▶ _Verilen metin_
···

Şeriat yönü ile hac ibadeti,
İslam dünyası açısından sosyal, ekonomik, siyasi vb. zahiri çok faydalı toplumsal
bir ibadet olması ile beraber, bu ibadeti ifa edenlere de sayısız olumlu tesir
ve fayda sağlar. Ki bu hac ibadetinin zahiri yararları, konunun uzmanları
tarafından her vesile ile çeşitli açılardan çokça ifade edildiğinden, biz
haccın zahiri yönüne ait değerlendirmeyi burada bitiriyoruz.
Haccın ledduni hikmet yönü ile
değerlendirilmesi ise şöyledir:
Hac, hürmete ve tazime layık olanı
ziyaret olması itibarıyla Beytullahı,
yani Allah’ın evini ziyarettir. Ki bir eve yapılan ziyaret evin kendisi
için yapılmaz, ancak o evin sahibine yapılır.
Bu itibarla Hakikate göre Allah’ın evini
yani beytullahı ziyaret etmekten maksat, kulun o evin sahibi olan rabbinin cümle eşyadaki mevcudiyetini müşahedeye
erişmesi olup bu ziyaret, Hakk’ın kendi vahdetinden yarattığı halk kesreti
zuhurunu / açığa çıkışını kulun müşahede etmesidir.
İşte böyle bir müşahede yakınlığıyla marifetullah
zenginliğine mazhar olabilen bir kul ancak, Haccın ledduni hakikatine mazhar
olur. Ve Hakk’ın kesret / çokluk
zuhurunda, rabbini müşahede tavafıyla, ledduni hakikat üzere haccı ifa
eder.
Cenabı
Hak Kuran-ı Kerim’de kullarını Hac ibadetini yapmaya davet ederek; “İnsanlar
içinde haccı ilan et ki, gerek yaya olarak gerekse derin vadilerden gelerek,
yorgunluktan incelmiş binitler üzerinde sana ulaşsınlar.” (Hac - 27) buyurur.

···

▶ _Verilen malzeme_
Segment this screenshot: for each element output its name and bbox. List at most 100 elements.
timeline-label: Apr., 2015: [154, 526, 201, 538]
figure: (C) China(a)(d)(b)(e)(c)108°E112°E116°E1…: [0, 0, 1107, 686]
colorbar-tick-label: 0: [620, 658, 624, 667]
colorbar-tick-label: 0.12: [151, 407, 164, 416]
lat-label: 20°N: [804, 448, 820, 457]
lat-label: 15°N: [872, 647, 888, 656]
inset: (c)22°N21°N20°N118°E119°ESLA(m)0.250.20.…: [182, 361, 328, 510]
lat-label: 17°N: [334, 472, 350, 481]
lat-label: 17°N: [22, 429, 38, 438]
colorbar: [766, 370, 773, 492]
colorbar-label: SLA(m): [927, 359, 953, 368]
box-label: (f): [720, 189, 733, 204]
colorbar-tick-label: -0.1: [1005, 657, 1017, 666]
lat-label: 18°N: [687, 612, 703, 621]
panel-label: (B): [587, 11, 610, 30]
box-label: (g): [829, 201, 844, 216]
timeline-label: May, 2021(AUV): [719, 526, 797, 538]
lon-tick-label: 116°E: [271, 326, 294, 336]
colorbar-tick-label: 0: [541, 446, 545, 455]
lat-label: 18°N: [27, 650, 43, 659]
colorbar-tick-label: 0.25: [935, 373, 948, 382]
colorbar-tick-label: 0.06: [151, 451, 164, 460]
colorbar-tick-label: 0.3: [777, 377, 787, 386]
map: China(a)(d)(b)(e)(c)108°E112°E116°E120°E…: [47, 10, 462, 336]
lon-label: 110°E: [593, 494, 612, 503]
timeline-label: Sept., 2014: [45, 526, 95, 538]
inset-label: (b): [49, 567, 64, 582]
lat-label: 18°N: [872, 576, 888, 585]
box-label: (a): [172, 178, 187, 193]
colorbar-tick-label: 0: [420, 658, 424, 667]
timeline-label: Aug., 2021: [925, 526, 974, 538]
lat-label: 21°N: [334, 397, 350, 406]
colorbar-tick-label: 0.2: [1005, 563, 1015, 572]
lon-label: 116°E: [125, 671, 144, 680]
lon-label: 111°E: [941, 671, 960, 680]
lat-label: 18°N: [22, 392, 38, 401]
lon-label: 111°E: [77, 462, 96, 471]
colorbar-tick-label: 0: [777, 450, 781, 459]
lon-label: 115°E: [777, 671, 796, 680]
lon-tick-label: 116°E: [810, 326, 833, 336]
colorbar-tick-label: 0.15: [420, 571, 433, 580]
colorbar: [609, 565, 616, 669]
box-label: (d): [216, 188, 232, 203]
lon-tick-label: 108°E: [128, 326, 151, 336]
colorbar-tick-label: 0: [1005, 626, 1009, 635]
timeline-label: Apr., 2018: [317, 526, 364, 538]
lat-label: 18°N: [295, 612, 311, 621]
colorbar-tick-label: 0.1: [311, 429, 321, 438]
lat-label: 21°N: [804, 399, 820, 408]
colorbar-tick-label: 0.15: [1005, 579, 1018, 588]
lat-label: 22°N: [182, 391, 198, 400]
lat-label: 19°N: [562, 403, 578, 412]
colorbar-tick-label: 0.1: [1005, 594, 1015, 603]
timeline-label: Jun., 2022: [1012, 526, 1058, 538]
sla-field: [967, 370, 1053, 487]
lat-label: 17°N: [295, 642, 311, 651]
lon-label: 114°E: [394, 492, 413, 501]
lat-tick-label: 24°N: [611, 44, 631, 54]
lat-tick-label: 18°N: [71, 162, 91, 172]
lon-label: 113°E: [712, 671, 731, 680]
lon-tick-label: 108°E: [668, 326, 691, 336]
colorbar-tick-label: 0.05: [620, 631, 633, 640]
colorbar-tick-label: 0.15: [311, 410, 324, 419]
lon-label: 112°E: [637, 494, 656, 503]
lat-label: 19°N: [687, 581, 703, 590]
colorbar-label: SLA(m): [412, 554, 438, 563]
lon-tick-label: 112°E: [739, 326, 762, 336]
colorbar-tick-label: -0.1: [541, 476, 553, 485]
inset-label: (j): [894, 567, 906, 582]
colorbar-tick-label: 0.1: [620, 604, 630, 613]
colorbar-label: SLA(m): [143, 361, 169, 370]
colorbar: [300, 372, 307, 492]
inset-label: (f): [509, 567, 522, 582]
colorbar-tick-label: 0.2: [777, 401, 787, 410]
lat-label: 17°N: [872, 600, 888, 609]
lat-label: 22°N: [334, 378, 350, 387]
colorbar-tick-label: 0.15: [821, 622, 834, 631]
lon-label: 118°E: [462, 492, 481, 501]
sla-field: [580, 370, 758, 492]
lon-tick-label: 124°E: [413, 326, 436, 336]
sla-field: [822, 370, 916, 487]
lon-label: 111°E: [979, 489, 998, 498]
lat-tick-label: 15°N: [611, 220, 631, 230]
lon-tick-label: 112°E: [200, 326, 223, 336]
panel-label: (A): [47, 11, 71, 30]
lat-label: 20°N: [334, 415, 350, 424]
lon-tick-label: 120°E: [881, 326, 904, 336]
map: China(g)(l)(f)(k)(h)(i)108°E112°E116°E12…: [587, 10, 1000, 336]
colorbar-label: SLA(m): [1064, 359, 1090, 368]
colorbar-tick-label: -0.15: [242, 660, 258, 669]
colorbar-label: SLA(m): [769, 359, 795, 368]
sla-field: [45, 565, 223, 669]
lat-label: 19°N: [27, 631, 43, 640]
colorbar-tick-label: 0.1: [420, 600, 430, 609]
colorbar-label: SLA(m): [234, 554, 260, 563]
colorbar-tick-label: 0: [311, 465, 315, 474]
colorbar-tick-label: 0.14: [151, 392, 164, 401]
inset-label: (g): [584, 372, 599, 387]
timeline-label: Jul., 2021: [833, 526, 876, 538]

···

▶ _Yapılacak iş_
Hac ibadetini anlatan metinde "Bu itibarla Hakikate" ile başlayıp "kulun müşahede etmesidir." ifadesine kadar devam eden kısmı, "kulun" kelimesini "insanın" ile değiştirerek yeniden yazın.

▶ _Tamamlanan alıştırma_
Bu itibarla Hakikate göre Allah’ın evini
yani beytullahı ziyaret etmekten maksat, insanın o evin sahibi olan rabbinin cümle eşyadaki mevcudiyetini müşahedeye
erişmesi olup bu ziyaret, Hakk’ın kendi vahdetinden yarattığı halk kesreti
zuhurunu / açığa çıkışını insanın müşahede etmesidir.